■ **Verilen Metin**
------------------------------------------------------------------------

Büyü Müydü, Gerçek Mi? Dirmit’in Dünyasında Kayboldum: Sevgili Arsız Ölüm | Kitap Yorumu
- Sena Bozkurt
- 5 hours ago
- 10 min read

Hep gördüğüm, duyduğum, varlığından haberdar olduğum ama bir türlü elimin gitmediği bir kitaptı Sevgili Arsız Ölüm. İstanbul trafiğinde sıkıştığım bir gün, Storytel’de karşıma çıkınca dinlemeye başladım. Tilbe Saran’ın sesi, tınısı, vurgulamaları ve yer yer kullandığı şiveler öylesine etkileyiciydi ki, normalde sesli kitap dinlerken yaptığım gündelik işleri bir kenara bırakıp yalnızca bu kitaba odaklanmak istedim. Hem Tilbe Saran’ın sesi hem de Latife Tekin’in edebi derinliğini fark edince kitabın sadece dinlenerek değil, doğrudan okunarak keşfedilmesi gerektiğini hissettim. Böylece dinlediğim kısımları tekrar ederek okumaya başladım.
Tilbe Saran her karaktere sesiyle ayrı bir ruh kazandırmıştı; kitabı okurken hâlâ zihnimde onun sesi yankılanıyordu. Sesli kitapla ilgili içimde kuşku bırakan şeylerden biri de bu aslında: Karakterleri başkasının sesiyle, onun tınısı ve vurgusuyla dinlemek, bazen kendi zihnimde yarattığım saflığı biraz gölgeliyormuş gibi hissettiriyor. Çünkü doğrudan okuduğumda karakterlerin sesi ve ruhu kafamda özgürce şekilleniyor; oysa bir seslendirmenin yorumu, bu özgürlüğe ister istemez bir çerçeve çiziyor.Yine de Tilbe Saran’ı dinledikten sonra okumaya devam ettiğim için pişman değilim. Yer yer okuması zor, dili yoğun bu metni, onun vurgularını içselleştirerek sürdürmek, kendi okumamı da daha akıcı hale getirdi.

------------------------------------------------------------------------

■ **Materyal**
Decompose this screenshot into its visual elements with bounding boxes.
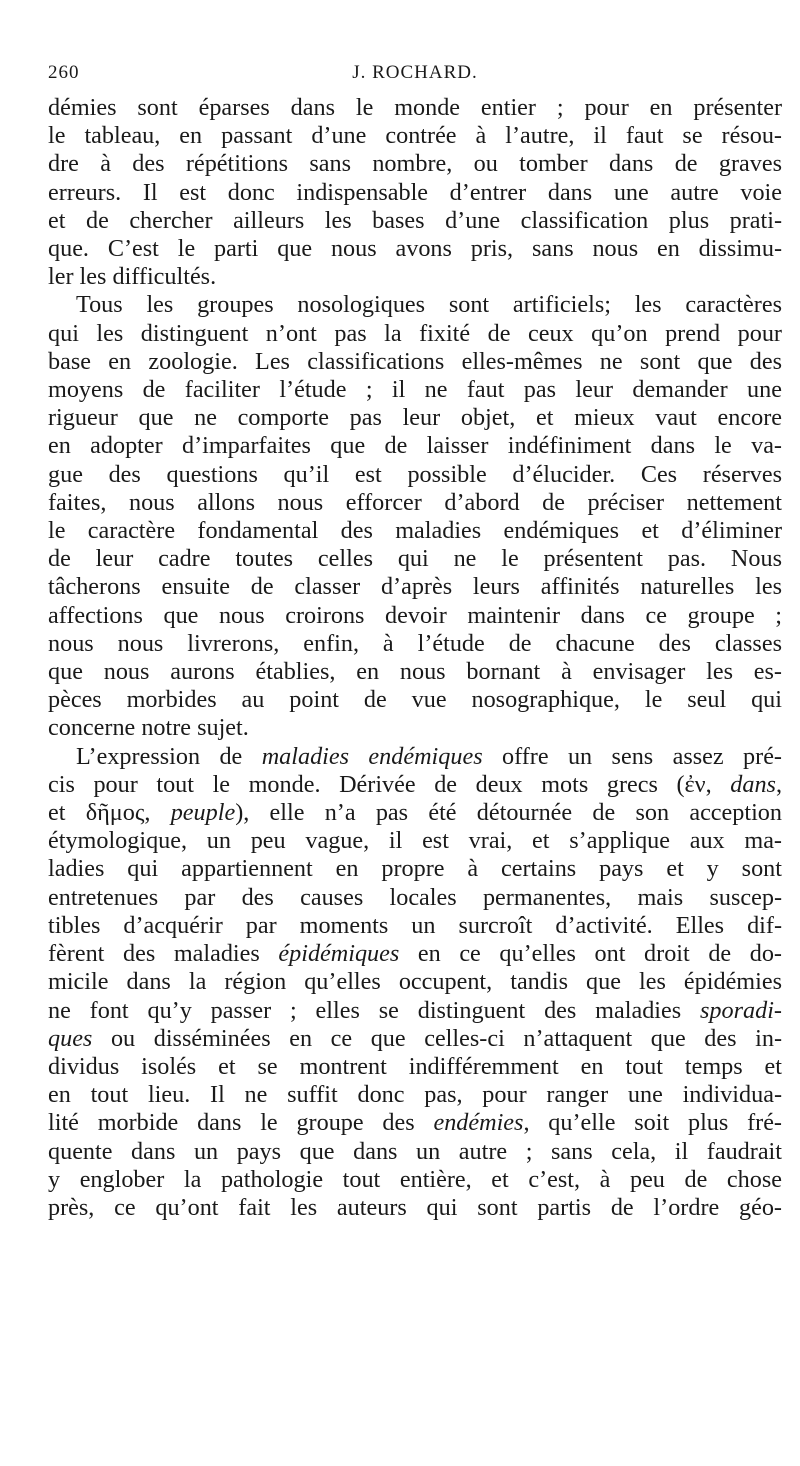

------------------------------------------------------------------------

■ **Yazılı Problem**
Sevgili Arsız Ölüm yorumundan, "Tilbe Saran her" sözlerinin geçtiği yerden başlayıp "akıcı hale getirdi." sözlerinden sonra durarak ilgili bölümü değiştirmeden alıntılayın.

■ **Görev Çıktısı**
Tilbe Saran her karaktere sesiyle ayrı bir ruh kazandırmıştı; kitabı okurken hâlâ zihnimde onun sesi yankılanıyordu. Sesli kitapla ilgili içimde kuşku bırakan şeylerden biri de bu aslında: Karakterleri başkasının sesiyle, onun tınısı ve vurgusuyla dinlemek, bazen kendi zihnimde yarattığım saflığı biraz gölgeliyormuş gibi hissettiriyor. Çünkü doğrudan okuduğumda karakterlerin sesi ve ruhu kafamda özgürce şekilleniyor; oysa bir seslendirmenin yorumu, bu özgürlüğe ister istemez bir çerçeve çiziyor.Yine de Tilbe Saran’ı dinledikten sonra okumaya devam ettiğim için pişman değilim. Yer yer okuması zor, dili yoğun bu metni, onun vurgularını içselleştirerek sürdürmek, kendi okumamı da daha akıcı hale getirdi.